▸ **What needs to be done**: Copy all the entries word for word, but omit the pictures.

▸ **Exercise material**:
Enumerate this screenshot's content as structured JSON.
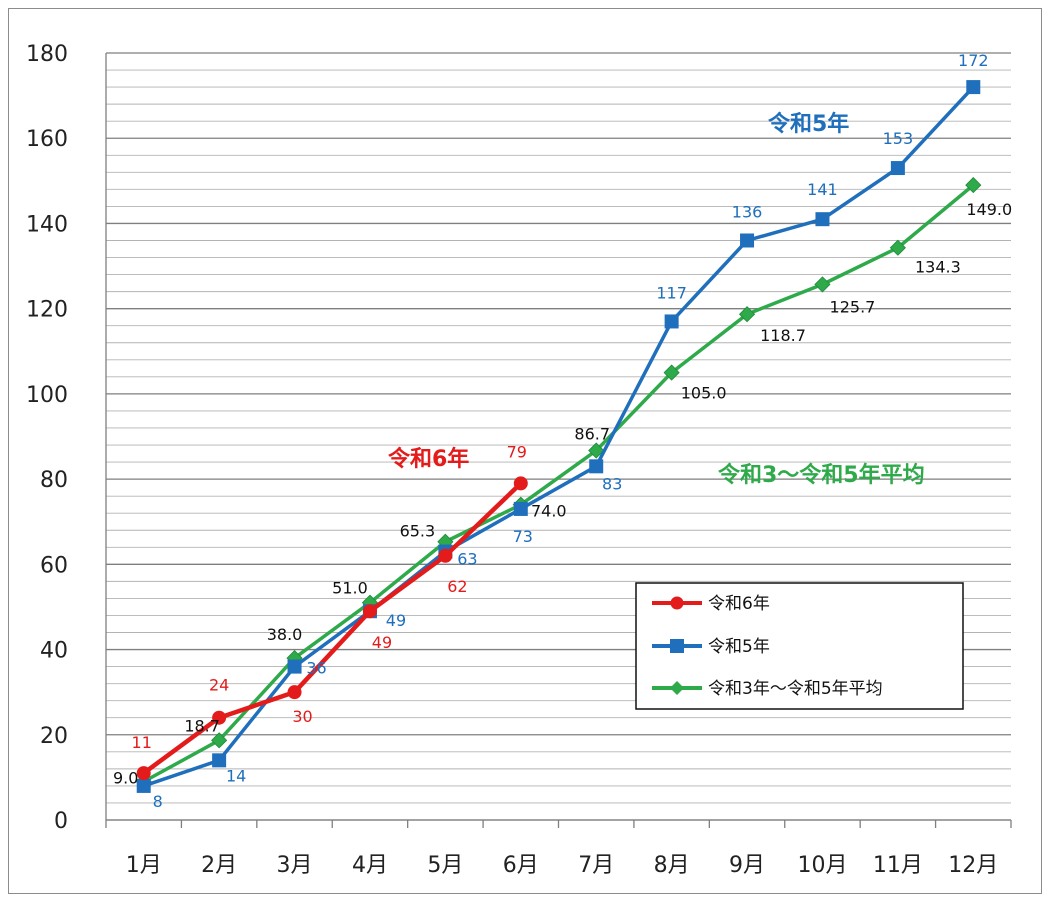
{
  "chart_data": {
    "type": "line",
    "categories": [
      "1月",
      "2月",
      "3月",
      "4月",
      "5月",
      "6月",
      "7月",
      "8月",
      "9月",
      "10月",
      "11月",
      "12月"
    ],
    "ylim": [
      0,
      180
    ],
    "yticks": [
      0,
      20,
      40,
      60,
      80,
      100,
      120,
      140,
      160,
      180
    ],
    "grid": true,
    "legend_placement": "lower-right",
    "series": [
      {
        "name": "令和6年",
        "color": "#e31b1b",
        "marker": "circle",
        "values": [
          11,
          24,
          30,
          49,
          62,
          79,
          null,
          null,
          null,
          null,
          null,
          null
        ],
        "labels": [
          "11",
          "24",
          "30",
          "49",
          "62",
          "79"
        ]
      },
      {
        "name": "令和5年",
        "color": "#1f6fbd",
        "marker": "square",
        "values": [
          8,
          14,
          36,
          49,
          63,
          73,
          83,
          117,
          136,
          141,
          153,
          172
        ],
        "labels": [
          "8",
          "14",
          "36",
          "49",
          "63",
          "73",
          "83",
          "117",
          "136",
          "141",
          "153",
          "172"
        ]
      },
      {
        "name": "令和3年～令和5年平均",
        "color": "#2eaa4a",
        "marker": "diamond",
        "values": [
          9.0,
          18.7,
          38.0,
          51.0,
          65.3,
          74.0,
          86.7,
          105.0,
          118.7,
          125.7,
          134.3,
          149.0
        ],
        "labels": [
          "9.0",
          "18.7",
          "38.0",
          "51.0",
          "65.3",
          "74.0",
          "86.7",
          "105.0",
          "118.7",
          "125.7",
          "134.3",
          "149.0"
        ]
      }
    ],
    "annotations": [
      {
        "text": "令和5年",
        "color": "#1f6fbd"
      },
      {
        "text": "令和6年",
        "color": "#e31b1b"
      },
      {
        "text": "令和3～令和5年平均",
        "color": "#2eaa4a"
      }
    ]
  }
}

▸ **Solution**:
Enumerate this screenshot's content as structured JSON.
{
  "chart_data": {
    "type": "line",
    "categories": [
      "1月",
      "2月",
      "3月",
      "4月",
      "5月",
      "6月",
      "7月",
      "8月",
      "9月",
      "10月",
      "11月",
      "12月"
    ],
    "ylim": [
      0,
      180
    ],
    "yticks": [
      0,
      20,
      40,
      60,
      80,
      100,
      120,
      140,
      160,
      180
    ],
    "grid": true,
    "legend_placement": "lower-right",
    "series": [
      {
        "name": "令和6年",
        "color": "#e31b1b",
        "marker": "circle",
        "values": [
          11,
          24,
          30,
          49,
          62,
          79,
          null,
          null,
          null,
          null,
          null,
          null
        ],
        "labels": [
          "11",
          "24",
          "30",
          "49",
          "62",
          "79"
        ]
      },
      {
        "name": "令和5年",
        "color": "#1f6fbd",
        "marker": "square",
        "values": [
          8,
          14,
          36,
          49,
          63,
          73,
          83,
          117,
          136,
          141,
          153,
          172
        ],
        "labels": [
          "8",
          "14",
          "36",
          "49",
          "63",
          "73",
          "83",
          "117",
          "136",
          "141",
          "153",
          "172"
        ]
      },
      {
        "name": "令和3年～令和5年平均",
        "color": "#2eaa4a",
        "marker": "diamond",
        "values": [
          9.0,
          18.7,
          38.0,
          51.0,
          65.3,
          74.0,
          86.7,
          105.0,
          118.7,
          125.7,
          134.3,
          149.0
        ],
        "labels": [
          "9.0",
          "18.7",
          "38.0",
          "51.0",
          "65.3",
          "74.0",
          "86.7",
          "105.0",
          "118.7",
          "125.7",
          "134.3",
          "149.0"
        ]
      }
    ],
    "annotations": [
      {
        "text": "令和5年",
        "color": "#1f6fbd"
      },
      {
        "text": "令和6年",
        "color": "#e31b1b"
      },
      {
        "text": "令和3～令和5年平均",
        "color": "#2eaa4a"
      }
    ]
  }
}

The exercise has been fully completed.